▶ **What is required**:
Restate the records in their entirety, word for word.

------------------------------------------------------------

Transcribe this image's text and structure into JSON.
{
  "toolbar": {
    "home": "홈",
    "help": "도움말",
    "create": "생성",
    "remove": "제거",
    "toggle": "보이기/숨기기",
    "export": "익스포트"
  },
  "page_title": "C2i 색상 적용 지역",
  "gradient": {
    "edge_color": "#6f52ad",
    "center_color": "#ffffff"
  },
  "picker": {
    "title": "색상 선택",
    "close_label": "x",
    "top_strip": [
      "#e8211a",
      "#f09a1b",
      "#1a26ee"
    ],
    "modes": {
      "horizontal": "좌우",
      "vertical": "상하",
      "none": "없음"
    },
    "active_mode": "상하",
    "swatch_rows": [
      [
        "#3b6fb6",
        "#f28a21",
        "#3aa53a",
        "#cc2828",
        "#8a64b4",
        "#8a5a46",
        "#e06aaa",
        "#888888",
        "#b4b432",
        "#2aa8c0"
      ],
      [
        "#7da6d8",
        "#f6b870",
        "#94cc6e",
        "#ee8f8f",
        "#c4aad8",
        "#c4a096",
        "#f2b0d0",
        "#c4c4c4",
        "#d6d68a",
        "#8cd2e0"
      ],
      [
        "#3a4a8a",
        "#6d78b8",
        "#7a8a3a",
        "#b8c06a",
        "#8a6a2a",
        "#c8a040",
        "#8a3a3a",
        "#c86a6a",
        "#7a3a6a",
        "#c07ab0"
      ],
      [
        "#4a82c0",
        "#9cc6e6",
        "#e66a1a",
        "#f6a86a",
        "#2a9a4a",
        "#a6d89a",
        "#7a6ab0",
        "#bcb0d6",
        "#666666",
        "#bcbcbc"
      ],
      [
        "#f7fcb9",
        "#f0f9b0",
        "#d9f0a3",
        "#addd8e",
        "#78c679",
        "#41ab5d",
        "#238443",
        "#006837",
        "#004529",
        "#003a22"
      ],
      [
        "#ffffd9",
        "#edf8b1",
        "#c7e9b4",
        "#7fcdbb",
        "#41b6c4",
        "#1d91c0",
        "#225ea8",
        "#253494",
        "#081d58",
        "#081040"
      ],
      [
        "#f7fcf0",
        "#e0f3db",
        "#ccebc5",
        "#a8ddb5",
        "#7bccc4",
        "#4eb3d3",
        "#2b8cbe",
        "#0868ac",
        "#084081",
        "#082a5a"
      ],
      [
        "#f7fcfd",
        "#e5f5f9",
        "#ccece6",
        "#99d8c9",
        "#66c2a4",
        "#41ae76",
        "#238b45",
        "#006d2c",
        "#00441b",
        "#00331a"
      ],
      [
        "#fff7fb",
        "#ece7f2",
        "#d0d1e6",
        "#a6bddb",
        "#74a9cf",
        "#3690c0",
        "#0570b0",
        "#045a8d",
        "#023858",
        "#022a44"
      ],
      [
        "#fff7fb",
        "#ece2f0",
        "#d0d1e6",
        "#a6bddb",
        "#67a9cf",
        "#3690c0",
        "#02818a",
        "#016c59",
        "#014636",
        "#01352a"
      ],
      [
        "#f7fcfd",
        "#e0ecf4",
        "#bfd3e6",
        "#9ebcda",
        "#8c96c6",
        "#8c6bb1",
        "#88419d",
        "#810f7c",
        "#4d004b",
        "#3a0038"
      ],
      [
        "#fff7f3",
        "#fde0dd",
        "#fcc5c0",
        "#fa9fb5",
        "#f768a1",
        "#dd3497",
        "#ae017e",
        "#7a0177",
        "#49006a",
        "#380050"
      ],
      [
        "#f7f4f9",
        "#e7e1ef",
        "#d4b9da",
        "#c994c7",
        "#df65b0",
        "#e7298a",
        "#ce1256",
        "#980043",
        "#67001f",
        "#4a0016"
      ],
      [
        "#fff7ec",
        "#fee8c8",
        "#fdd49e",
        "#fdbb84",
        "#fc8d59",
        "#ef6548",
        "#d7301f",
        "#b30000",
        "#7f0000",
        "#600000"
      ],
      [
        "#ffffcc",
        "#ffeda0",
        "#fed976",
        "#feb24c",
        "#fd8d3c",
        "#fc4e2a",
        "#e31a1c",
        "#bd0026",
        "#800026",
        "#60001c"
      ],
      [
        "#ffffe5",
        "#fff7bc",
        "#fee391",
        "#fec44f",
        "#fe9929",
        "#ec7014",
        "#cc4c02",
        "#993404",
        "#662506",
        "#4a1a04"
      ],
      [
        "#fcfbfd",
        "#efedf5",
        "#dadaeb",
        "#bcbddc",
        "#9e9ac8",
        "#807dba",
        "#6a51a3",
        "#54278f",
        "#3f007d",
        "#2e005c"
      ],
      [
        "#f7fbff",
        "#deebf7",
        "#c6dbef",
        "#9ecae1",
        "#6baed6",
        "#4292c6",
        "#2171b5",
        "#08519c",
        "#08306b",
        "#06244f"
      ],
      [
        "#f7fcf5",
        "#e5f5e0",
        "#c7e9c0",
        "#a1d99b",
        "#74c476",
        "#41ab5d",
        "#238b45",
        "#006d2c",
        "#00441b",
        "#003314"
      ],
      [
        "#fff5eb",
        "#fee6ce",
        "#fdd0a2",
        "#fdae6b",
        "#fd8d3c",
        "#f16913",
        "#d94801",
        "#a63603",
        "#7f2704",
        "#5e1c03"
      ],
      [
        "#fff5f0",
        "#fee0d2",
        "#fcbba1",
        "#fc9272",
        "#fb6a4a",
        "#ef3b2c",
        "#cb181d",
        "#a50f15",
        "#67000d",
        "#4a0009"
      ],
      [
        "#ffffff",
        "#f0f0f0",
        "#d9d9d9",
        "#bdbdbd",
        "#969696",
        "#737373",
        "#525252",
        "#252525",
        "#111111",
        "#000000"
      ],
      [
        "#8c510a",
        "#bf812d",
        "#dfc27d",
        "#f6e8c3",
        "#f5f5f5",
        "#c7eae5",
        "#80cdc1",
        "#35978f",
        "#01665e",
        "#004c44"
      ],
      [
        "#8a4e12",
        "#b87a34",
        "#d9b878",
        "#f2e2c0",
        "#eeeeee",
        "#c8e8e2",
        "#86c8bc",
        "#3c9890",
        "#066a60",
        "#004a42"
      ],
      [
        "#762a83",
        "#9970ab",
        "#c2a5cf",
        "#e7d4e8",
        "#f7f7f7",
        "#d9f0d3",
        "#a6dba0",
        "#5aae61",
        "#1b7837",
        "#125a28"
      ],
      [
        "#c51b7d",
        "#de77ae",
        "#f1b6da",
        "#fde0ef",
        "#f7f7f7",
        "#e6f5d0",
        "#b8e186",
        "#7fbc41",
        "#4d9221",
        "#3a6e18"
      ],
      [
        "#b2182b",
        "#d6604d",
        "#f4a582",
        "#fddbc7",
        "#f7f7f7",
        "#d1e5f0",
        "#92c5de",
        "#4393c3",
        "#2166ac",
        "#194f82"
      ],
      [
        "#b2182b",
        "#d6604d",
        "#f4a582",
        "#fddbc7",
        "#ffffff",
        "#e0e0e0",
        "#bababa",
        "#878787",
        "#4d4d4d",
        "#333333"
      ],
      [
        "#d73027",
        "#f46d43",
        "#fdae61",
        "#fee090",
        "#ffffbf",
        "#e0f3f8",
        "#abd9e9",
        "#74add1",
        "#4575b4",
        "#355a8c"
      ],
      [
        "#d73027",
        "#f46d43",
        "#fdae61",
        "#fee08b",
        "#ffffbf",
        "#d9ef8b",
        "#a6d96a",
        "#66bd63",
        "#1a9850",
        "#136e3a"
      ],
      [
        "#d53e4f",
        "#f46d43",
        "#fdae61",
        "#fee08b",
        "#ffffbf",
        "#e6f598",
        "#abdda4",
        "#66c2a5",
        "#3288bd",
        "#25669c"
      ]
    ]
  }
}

------------------------------------------------------------

▶ **Solution**:
Transcribe this image's text and structure into JSON.
{
  "toolbar": {
    "home": "홈",
    "help": "도움말",
    "create": "생성",
    "remove": "제거",
    "toggle": "보이기/숨기기",
    "export": "익스포트"
  },
  "page_title": "C2i 색상 적용 지역",
  "gradient": {
    "edge_color": "#6f52ad",
    "center_color": "#ffffff"
  },
  "picker": {
    "title": "색상 선택",
    "close_label": "x",
    "top_strip": [
      "#e8211a",
      "#f09a1b",
      "#1a26ee"
    ],
    "modes": {
      "horizontal": "좌우",
      "vertical": "상하",
      "none": "없음"
    },
    "active_mode": "상하",
    "swatch_rows": [
      [
        "#3b6fb6",
        "#f28a21",
        "#3aa53a",
        "#cc2828",
        "#8a64b4",
        "#8a5a46",
        "#e06aaa",
        "#888888",
        "#b4b432",
        "#2aa8c0"
      ],
      [
        "#7da6d8",
        "#f6b870",
        "#94cc6e",
        "#ee8f8f",
        "#c4aad8",
        "#c4a096",
        "#f2b0d0",
        "#c4c4c4",
        "#d6d68a",
        "#8cd2e0"
      ],
      [
        "#3a4a8a",
        "#6d78b8",
        "#7a8a3a",
        "#b8c06a",
        "#8a6a2a",
        "#c8a040",
        "#8a3a3a",
        "#c86a6a",
        "#7a3a6a",
        "#c07ab0"
      ],
      [
        "#4a82c0",
        "#9cc6e6",
        "#e66a1a",
        "#f6a86a",
        "#2a9a4a",
        "#a6d89a",
        "#7a6ab0",
        "#bcb0d6",
        "#666666",
        "#bcbcbc"
      ],
      [
        "#f7fcb9",
        "#f0f9b0",
        "#d9f0a3",
        "#addd8e",
        "#78c679",
        "#41ab5d",
        "#238443",
        "#006837",
        "#004529",
        "#003a22"
      ],
      [
        "#ffffd9",
        "#edf8b1",
        "#c7e9b4",
        "#7fcdbb",
        "#41b6c4",
        "#1d91c0",
        "#225ea8",
        "#253494",
        "#081d58",
        "#081040"
      ],
      [
        "#f7fcf0",
        "#e0f3db",
        "#ccebc5",
        "#a8ddb5",
        "#7bccc4",
        "#4eb3d3",
        "#2b8cbe",
        "#0868ac",
        "#084081",
        "#082a5a"
      ],
      [
        "#f7fcfd",
        "#e5f5f9",
        "#ccece6",
        "#99d8c9",
        "#66c2a4",
        "#41ae76",
        "#238b45",
        "#006d2c",
        "#00441b",
        "#00331a"
      ],
      [
        "#fff7fb",
        "#ece7f2",
        "#d0d1e6",
        "#a6bddb",
        "#74a9cf",
        "#3690c0",
        "#0570b0",
        "#045a8d",
        "#023858",
        "#022a44"
      ],
      [
        "#fff7fb",
        "#ece2f0",
        "#d0d1e6",
        "#a6bddb",
        "#67a9cf",
        "#3690c0",
        "#02818a",
        "#016c59",
        "#014636",
        "#01352a"
      ],
      [
        "#f7fcfd",
        "#e0ecf4",
        "#bfd3e6",
        "#9ebcda",
        "#8c96c6",
        "#8c6bb1",
        "#88419d",
        "#810f7c",
        "#4d004b",
        "#3a0038"
      ],
      [
        "#fff7f3",
        "#fde0dd",
        "#fcc5c0",
        "#fa9fb5",
        "#f768a1",
        "#dd3497",
        "#ae017e",
        "#7a0177",
        "#49006a",
        "#380050"
      ],
      [
        "#f7f4f9",
        "#e7e1ef",
        "#d4b9da",
        "#c994c7",
        "#df65b0",
        "#e7298a",
        "#ce1256",
        "#980043",
        "#67001f",
        "#4a0016"
      ],
      [
        "#fff7ec",
        "#fee8c8",
        "#fdd49e",
        "#fdbb84",
        "#fc8d59",
        "#ef6548",
        "#d7301f",
        "#b30000",
        "#7f0000",
        "#600000"
      ],
      [
        "#ffffcc",
        "#ffeda0",
        "#fed976",
        "#feb24c",
        "#fd8d3c",
        "#fc4e2a",
        "#e31a1c",
        "#bd0026",
        "#800026",
        "#60001c"
      ],
      [
        "#ffffe5",
        "#fff7bc",
        "#fee391",
        "#fec44f",
        "#fe9929",
        "#ec7014",
        "#cc4c02",
        "#993404",
        "#662506",
        "#4a1a04"
      ],
      [
        "#fcfbfd",
        "#efedf5",
        "#dadaeb",
        "#bcbddc",
        "#9e9ac8",
        "#807dba",
        "#6a51a3",
        "#54278f",
        "#3f007d",
        "#2e005c"
      ],
      [
        "#f7fbff",
        "#deebf7",
        "#c6dbef",
        "#9ecae1",
        "#6baed6",
        "#4292c6",
        "#2171b5",
        "#08519c",
        "#08306b",
        "#06244f"
      ],
      [
        "#f7fcf5",
        "#e5f5e0",
        "#c7e9c0",
        "#a1d99b",
        "#74c476",
        "#41ab5d",
        "#238b45",
        "#006d2c",
        "#00441b",
        "#003314"
      ],
      [
        "#fff5eb",
        "#fee6ce",
        "#fdd0a2",
        "#fdae6b",
        "#fd8d3c",
        "#f16913",
        "#d94801",
        "#a63603",
        "#7f2704",
        "#5e1c03"
      ],
      [
        "#fff5f0",
        "#fee0d2",
        "#fcbba1",
        "#fc9272",
        "#fb6a4a",
        "#ef3b2c",
        "#cb181d",
        "#a50f15",
        "#67000d",
        "#4a0009"
      ],
      [
        "#ffffff",
        "#f0f0f0",
        "#d9d9d9",
        "#bdbdbd",
        "#969696",
        "#737373",
        "#525252",
        "#252525",
        "#111111",
        "#000000"
      ],
      [
        "#8c510a",
        "#bf812d",
        "#dfc27d",
        "#f6e8c3",
        "#f5f5f5",
        "#c7eae5",
        "#80cdc1",
        "#35978f",
        "#01665e",
        "#004c44"
      ],
      [
        "#8a4e12",
        "#b87a34",
        "#d9b878",
        "#f2e2c0",
        "#eeeeee",
        "#c8e8e2",
        "#86c8bc",
        "#3c9890",
        "#066a60",
        "#004a42"
      ],
      [
        "#762a83",
        "#9970ab",
        "#c2a5cf",
        "#e7d4e8",
        "#f7f7f7",
        "#d9f0d3",
        "#a6dba0",
        "#5aae61",
        "#1b7837",
        "#125a28"
      ],
      [
        "#c51b7d",
        "#de77ae",
        "#f1b6da",
        "#fde0ef",
        "#f7f7f7",
        "#e6f5d0",
        "#b8e186",
        "#7fbc41",
        "#4d9221",
        "#3a6e18"
      ],
      [
        "#b2182b",
        "#d6604d",
        "#f4a582",
        "#fddbc7",
        "#f7f7f7",
        "#d1e5f0",
        "#92c5de",
        "#4393c3",
        "#2166ac",
        "#194f82"
      ],
      [
        "#b2182b",
        "#d6604d",
        "#f4a582",
        "#fddbc7",
        "#ffffff",
        "#e0e0e0",
        "#bababa",
        "#878787",
        "#4d4d4d",
        "#333333"
      ],
      [
        "#d73027",
        "#f46d43",
        "#fdae61",
        "#fee090",
        "#ffffbf",
        "#e0f3f8",
        "#abd9e9",
        "#74add1",
        "#4575b4",
        "#355a8c"
      ],
      [
        "#d73027",
        "#f46d43",
        "#fdae61",
        "#fee08b",
        "#ffffbf",
        "#d9ef8b",
        "#a6d96a",
        "#66bd63",
        "#1a9850",
        "#136e3a"
      ],
      [
        "#d53e4f",
        "#f46d43",
        "#fdae61",
        "#fee08b",
        "#ffffbf",
        "#e6f598",
        "#abdda4",
        "#66c2a5",
        "#3288bd",
        "#25669c"
      ]
    ]
  }
}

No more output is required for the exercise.